Exercise objective — Copy all of the records below verbatim.

Begin Materials provided

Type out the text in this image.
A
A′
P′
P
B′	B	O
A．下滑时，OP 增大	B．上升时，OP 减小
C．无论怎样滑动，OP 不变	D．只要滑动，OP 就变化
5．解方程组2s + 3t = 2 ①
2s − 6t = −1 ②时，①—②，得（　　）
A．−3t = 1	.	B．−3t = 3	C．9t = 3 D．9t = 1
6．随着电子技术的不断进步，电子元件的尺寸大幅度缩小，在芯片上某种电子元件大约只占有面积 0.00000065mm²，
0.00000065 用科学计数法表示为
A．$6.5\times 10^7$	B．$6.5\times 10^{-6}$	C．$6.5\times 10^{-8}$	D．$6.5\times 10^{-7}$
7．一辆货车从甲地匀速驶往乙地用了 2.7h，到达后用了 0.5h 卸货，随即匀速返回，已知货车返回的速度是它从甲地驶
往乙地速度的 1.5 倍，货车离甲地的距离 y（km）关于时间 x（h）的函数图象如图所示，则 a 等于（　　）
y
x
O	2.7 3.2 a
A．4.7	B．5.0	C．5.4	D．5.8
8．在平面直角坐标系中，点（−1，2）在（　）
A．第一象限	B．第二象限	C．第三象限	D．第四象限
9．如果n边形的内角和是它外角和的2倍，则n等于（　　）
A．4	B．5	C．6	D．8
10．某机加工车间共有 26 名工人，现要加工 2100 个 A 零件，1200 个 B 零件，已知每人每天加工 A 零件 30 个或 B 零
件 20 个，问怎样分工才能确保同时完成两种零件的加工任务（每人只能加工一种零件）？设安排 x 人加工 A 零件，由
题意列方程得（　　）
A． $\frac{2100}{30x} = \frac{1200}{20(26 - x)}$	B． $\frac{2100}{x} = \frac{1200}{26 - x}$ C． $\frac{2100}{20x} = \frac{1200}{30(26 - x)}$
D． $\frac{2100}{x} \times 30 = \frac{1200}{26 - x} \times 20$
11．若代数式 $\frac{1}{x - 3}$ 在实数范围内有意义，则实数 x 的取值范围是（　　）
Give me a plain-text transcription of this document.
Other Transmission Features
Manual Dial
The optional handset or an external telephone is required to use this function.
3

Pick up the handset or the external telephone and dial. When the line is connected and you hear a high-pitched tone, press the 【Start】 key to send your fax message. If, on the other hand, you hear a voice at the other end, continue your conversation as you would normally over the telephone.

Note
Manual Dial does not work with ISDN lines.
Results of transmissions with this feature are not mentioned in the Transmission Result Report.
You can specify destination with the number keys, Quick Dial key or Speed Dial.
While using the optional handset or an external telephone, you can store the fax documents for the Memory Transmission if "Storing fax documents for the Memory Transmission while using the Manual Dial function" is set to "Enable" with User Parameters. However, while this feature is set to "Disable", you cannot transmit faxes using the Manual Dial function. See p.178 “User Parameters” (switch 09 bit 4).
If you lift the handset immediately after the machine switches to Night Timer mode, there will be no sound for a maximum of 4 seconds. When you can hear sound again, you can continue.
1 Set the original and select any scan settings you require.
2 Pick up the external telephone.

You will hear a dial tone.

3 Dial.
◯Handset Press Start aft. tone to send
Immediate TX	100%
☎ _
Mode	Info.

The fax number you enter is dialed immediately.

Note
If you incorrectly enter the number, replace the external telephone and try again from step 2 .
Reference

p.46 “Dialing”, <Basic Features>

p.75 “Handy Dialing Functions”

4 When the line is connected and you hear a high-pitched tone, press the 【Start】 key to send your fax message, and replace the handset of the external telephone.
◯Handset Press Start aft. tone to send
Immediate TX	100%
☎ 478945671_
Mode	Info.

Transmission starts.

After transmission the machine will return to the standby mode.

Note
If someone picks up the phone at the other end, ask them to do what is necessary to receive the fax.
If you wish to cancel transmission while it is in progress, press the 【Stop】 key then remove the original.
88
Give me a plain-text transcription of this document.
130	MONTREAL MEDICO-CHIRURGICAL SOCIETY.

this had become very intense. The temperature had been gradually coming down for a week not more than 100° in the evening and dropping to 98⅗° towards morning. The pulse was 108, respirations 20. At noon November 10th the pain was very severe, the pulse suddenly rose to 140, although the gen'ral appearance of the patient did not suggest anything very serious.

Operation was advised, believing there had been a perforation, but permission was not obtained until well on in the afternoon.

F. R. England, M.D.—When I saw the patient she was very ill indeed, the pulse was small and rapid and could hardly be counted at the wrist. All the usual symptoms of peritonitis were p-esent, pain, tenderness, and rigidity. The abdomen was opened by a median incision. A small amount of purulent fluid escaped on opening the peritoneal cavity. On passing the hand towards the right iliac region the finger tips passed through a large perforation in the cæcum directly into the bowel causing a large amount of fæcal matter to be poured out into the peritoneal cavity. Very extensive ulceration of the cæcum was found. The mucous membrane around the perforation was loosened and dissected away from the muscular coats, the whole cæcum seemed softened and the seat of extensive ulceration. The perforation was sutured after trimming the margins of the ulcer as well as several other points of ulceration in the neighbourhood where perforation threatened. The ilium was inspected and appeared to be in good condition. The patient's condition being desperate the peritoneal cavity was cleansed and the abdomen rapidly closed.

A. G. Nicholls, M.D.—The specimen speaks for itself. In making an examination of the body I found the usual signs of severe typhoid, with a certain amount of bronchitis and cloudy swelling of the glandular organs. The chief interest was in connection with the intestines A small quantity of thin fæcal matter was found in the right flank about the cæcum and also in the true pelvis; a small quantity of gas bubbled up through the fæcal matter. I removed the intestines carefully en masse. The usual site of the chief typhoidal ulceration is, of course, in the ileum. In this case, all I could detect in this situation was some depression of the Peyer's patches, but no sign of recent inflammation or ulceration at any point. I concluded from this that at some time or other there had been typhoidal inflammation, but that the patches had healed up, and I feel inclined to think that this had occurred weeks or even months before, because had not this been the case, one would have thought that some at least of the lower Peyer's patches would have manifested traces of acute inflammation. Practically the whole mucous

End Materials provided

The completed task —
Type out the text in this image.
A
A′
P′
P
B′	B	O
A．下滑时，OP 增大	B．上升时，OP 减小
C．无论怎样滑动，OP 不变	D．只要滑动，OP 就变化
5．解方程组2s + 3t = 2 ①
2s − 6t = −1 ②时，①—②，得（　　）
A．−3t = 1	.	B．−3t = 3	C．9t = 3 D．9t = 1
6．随着电子技术的不断进步，电子元件的尺寸大幅度缩小，在芯片上某种电子元件大约只占有面积 0.00000065mm²，
0.00000065 用科学计数法表示为
A．$6.5\times 10^7$	B．$6.5\times 10^{-6}$	C．$6.5\times 10^{-8}$	D．$6.5\times 10^{-7}$
7．一辆货车从甲地匀速驶往乙地用了 2.7h，到达后用了 0.5h 卸货，随即匀速返回，已知货车返回的速度是它从甲地驶
往乙地速度的 1.5 倍，货车离甲地的距离 y（km）关于时间 x（h）的函数图象如图所示，则 a 等于（　　）
y
x
O	2.7 3.2 a
A．4.7	B．5.0	C．5.4	D．5.8
8．在平面直角坐标系中，点（−1，2）在（　）
A．第一象限	B．第二象限	C．第三象限	D．第四象限
9．如果n边形的内角和是它外角和的2倍，则n等于（　　）
A．4	B．5	C．6	D．8
10．某机加工车间共有 26 名工人，现要加工 2100 个 A 零件，1200 个 B 零件，已知每人每天加工 A 零件 30 个或 B 零
件 20 个，问怎样分工才能确保同时完成两种零件的加工任务（每人只能加工一种零件）？设安排 x 人加工 A 零件，由
题意列方程得（　　）
A． $\frac{2100}{30x} = \frac{1200}{20(26 - x)}$	B． $\frac{2100}{x} = \frac{1200}{26 - x}$ C． $\frac{2100}{20x} = \frac{1200}{30(26 - x)}$
D． $\frac{2100}{x} \times 30 = \frac{1200}{26 - x} \times 20$
11．若代数式 $\frac{1}{x - 3}$ 在实数范围内有意义，则实数 x 的取值范围是（　　）
Give me a plain-text transcription of this document.
Other Transmission Features
Manual Dial
The optional handset or an external telephone is required to use this function.
3

Pick up the handset or the external telephone and dial. When the line is connected and you hear a high-pitched tone, press the 【Start】 key to send your fax message. If, on the other hand, you hear a voice at the other end, continue your conversation as you would normally over the telephone.

Note
Manual Dial does not work with ISDN lines.
Results of transmissions with this feature are not mentioned in the Transmission Result Report.
You can specify destination with the number keys, Quick Dial key or Speed Dial.
While using the optional handset or an external telephone, you can store the fax documents for the Memory Transmission if "Storing fax documents for the Memory Transmission while using the Manual Dial function" is set to "Enable" with User Parameters. However, while this feature is set to "Disable", you cannot transmit faxes using the Manual Dial function. See p.178 “User Parameters” (switch 09 bit 4).
If you lift the handset immediately after the machine switches to Night Timer mode, there will be no sound for a maximum of 4 seconds. When you can hear sound again, you can continue.
1 Set the original and select any scan settings you require.
2 Pick up the external telephone.

You will hear a dial tone.

3 Dial.
◯Handset Press Start aft. tone to send
Immediate TX	100%
☎ _
Mode	Info.

The fax number you enter is dialed immediately.

Note
If you incorrectly enter the number, replace the external telephone and try again from step 2 .
Reference

p.46 “Dialing”, <Basic Features>

p.75 “Handy Dialing Functions”

4 When the line is connected and you hear a high-pitched tone, press the 【Start】 key to send your fax message, and replace the handset of the external telephone.
◯Handset Press Start aft. tone to send
Immediate TX	100%
☎ 478945671_
Mode	Info.

Transmission starts.

After transmission the machine will return to the standby mode.

Note
If someone picks up the phone at the other end, ask them to do what is necessary to receive the fax.
If you wish to cancel transmission while it is in progress, press the 【Stop】 key then remove the original.
88
Give me a plain-text transcription of this document.
130	MONTREAL MEDICO-CHIRURGICAL SOCIETY.

this had become very intense. The temperature had been gradually coming down for a week not more than 100° in the evening and dropping to 98⅗° towards morning. The pulse was 108, respirations 20. At noon November 10th the pain was very severe, the pulse suddenly rose to 140, although the gen'ral appearance of the patient did not suggest anything very serious.

Operation was advised, believing there had been a perforation, but permission was not obtained until well on in the afternoon.

F. R. England, M.D.—When I saw the patient she was very ill indeed, the pulse was small and rapid and could hardly be counted at the wrist. All the usual symptoms of peritonitis were p-esent, pain, tenderness, and rigidity. The abdomen was opened by a median incision. A small amount of purulent fluid escaped on opening the peritoneal cavity. On passing the hand towards the right iliac region the finger tips passed through a large perforation in the cæcum directly into the bowel causing a large amount of fæcal matter to be poured out into the peritoneal cavity. Very extensive ulceration of the cæcum was found. The mucous membrane around the perforation was loosened and dissected away from the muscular coats, the whole cæcum seemed softened and the seat of extensive ulceration. The perforation was sutured after trimming the margins of the ulcer as well as several other points of ulceration in the neighbourhood where perforation threatened. The ilium was inspected and appeared to be in good condition. The patient's condition being desperate the peritoneal cavity was cleansed and the abdomen rapidly closed.

A. G. Nicholls, M.D.—The specimen speaks for itself. In making an examination of the body I found the usual signs of severe typhoid, with a certain amount of bronchitis and cloudy swelling of the glandular organs. The chief interest was in connection with the intestines A small quantity of thin fæcal matter was found in the right flank about the cæcum and also in the true pelvis; a small quantity of gas bubbled up through the fæcal matter. I removed the intestines carefully en masse. The usual site of the chief typhoidal ulceration is, of course, in the ileum. In this case, all I could detect in this situation was some depression of the Peyer's patches, but no sign of recent inflammation or ulceration at any point. I concluded from this that at some time or other there had been typhoidal inflammation, but that the patches had healed up, and I feel inclined to think that this had occurred weeks or even months before, because had not this been the case, one would have thought that some at least of the lower Peyer's patches would have manifested traces of acute inflammation. Practically the whole mucous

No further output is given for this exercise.